● **Job**:
Select the lines that contain "color" and copy each of them.

● **Dataset records**:
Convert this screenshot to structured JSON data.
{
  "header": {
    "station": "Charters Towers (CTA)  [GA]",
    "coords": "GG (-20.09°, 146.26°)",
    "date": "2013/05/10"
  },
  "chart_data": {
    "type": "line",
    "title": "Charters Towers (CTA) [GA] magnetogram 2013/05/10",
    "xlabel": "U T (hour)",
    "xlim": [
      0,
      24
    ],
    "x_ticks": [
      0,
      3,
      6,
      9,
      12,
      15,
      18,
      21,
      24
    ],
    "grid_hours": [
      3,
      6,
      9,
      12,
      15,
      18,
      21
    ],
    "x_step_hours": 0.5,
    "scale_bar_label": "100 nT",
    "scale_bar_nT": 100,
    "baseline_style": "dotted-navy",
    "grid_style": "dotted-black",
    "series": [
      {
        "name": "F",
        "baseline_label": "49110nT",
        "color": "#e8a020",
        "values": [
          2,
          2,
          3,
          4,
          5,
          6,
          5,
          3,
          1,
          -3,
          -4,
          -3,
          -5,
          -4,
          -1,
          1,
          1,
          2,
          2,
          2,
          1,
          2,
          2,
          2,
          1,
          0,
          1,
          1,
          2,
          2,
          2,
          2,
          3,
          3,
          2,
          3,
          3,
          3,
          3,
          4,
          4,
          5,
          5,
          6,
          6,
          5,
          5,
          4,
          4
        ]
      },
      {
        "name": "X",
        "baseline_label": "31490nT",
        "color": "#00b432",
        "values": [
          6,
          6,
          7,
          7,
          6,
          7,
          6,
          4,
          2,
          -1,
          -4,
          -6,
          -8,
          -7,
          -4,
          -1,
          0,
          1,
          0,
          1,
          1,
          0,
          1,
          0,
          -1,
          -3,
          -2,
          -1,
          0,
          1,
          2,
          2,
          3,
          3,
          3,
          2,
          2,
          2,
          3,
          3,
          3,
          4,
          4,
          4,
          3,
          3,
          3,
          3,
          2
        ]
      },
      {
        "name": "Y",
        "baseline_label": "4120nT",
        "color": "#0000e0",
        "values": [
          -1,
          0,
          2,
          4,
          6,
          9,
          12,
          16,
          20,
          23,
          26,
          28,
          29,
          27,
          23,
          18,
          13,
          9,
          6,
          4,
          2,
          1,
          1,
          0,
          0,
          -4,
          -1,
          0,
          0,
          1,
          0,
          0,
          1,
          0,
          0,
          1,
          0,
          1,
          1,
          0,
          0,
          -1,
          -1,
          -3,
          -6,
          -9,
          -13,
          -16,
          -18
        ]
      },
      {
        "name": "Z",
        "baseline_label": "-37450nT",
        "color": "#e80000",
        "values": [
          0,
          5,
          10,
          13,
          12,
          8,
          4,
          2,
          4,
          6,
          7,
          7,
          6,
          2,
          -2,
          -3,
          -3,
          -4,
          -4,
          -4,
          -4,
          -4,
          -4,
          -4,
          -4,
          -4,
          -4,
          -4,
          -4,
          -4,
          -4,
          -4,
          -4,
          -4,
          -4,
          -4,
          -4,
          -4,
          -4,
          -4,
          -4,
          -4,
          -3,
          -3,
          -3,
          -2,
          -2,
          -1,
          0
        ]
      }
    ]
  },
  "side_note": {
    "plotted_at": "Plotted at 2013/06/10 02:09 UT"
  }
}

● **Result**:
        "color": "#e8a020",
        "color": "#00b432",
        "color": "#0000e0",
        "color": "#e80000",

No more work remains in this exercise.